WHAT THIS TASK INVOLVES>
Print the full listing exactly.

--- start of EXTRACTED INFORMATION ---

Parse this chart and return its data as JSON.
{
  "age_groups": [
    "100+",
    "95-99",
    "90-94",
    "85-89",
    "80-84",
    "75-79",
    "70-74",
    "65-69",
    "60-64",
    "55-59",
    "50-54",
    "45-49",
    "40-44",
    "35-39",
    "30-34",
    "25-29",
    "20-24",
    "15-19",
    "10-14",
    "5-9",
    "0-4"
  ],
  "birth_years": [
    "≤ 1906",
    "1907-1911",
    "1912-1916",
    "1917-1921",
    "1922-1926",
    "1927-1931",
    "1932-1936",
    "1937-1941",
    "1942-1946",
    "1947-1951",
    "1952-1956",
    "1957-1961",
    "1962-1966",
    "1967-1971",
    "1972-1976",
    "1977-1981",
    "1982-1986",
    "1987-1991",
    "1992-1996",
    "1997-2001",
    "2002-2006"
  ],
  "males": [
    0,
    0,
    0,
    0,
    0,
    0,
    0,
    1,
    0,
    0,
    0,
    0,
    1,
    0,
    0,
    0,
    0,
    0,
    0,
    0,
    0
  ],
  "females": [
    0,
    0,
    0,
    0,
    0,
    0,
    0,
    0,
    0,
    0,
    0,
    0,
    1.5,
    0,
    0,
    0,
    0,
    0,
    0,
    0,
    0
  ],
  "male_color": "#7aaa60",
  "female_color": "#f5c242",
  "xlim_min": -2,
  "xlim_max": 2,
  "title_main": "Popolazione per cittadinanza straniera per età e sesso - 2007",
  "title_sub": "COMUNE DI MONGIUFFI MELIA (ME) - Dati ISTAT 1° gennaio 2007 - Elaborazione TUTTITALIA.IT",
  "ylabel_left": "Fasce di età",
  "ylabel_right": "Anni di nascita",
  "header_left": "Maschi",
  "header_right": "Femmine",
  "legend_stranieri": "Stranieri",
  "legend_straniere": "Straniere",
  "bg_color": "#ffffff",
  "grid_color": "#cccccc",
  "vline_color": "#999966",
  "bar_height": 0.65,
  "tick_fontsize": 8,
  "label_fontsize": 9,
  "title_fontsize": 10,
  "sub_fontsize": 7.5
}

--- end of EXTRACTED INFORMATION ---

RESULT>
Parse this chart and return its data as JSON.
{
  "age_groups": [
    "100+",
    "95-99",
    "90-94",
    "85-89",
    "80-84",
    "75-79",
    "70-74",
    "65-69",
    "60-64",
    "55-59",
    "50-54",
    "45-49",
    "40-44",
    "35-39",
    "30-34",
    "25-29",
    "20-24",
    "15-19",
    "10-14",
    "5-9",
    "0-4"
  ],
  "birth_years": [
    "≤ 1906",
    "1907-1911",
    "1912-1916",
    "1917-1921",
    "1922-1926",
    "1927-1931",
    "1932-1936",
    "1937-1941",
    "1942-1946",
    "1947-1951",
    "1952-1956",
    "1957-1961",
    "1962-1966",
    "1967-1971",
    "1972-1976",
    "1977-1981",
    "1982-1986",
    "1987-1991",
    "1992-1996",
    "1997-2001",
    "2002-2006"
  ],
  "males": [
    0,
    0,
    0,
    0,
    0,
    0,
    0,
    1,
    0,
    0,
    0,
    0,
    1,
    0,
    0,
    0,
    0,
    0,
    0,
    0,
    0
  ],
  "females": [
    0,
    0,
    0,
    0,
    0,
    0,
    0,
    0,
    0,
    0,
    0,
    0,
    1.5,
    0,
    0,
    0,
    0,
    0,
    0,
    0,
    0
  ],
  "male_color": "#7aaa60",
  "female_color": "#f5c242",
  "xlim_min": -2,
  "xlim_max": 2,
  "title_main": "Popolazione per cittadinanza straniera per età e sesso - 2007",
  "title_sub": "COMUNE DI MONGIUFFI MELIA (ME) - Dati ISTAT 1° gennaio 2007 - Elaborazione TUTTITALIA.IT",
  "ylabel_left": "Fasce di età",
  "ylabel_right": "Anni di nascita",
  "header_left": "Maschi",
  "header_right": "Femmine",
  "legend_stranieri": "Stranieri",
  "legend_straniere": "Straniere",
  "bg_color": "#ffffff",
  "grid_color": "#cccccc",
  "vline_color": "#999966",
  "bar_height": 0.65,
  "tick_fontsize": 8,
  "label_fontsize": 9,
  "title_fontsize": 10,
  "sub_fontsize": 7.5
}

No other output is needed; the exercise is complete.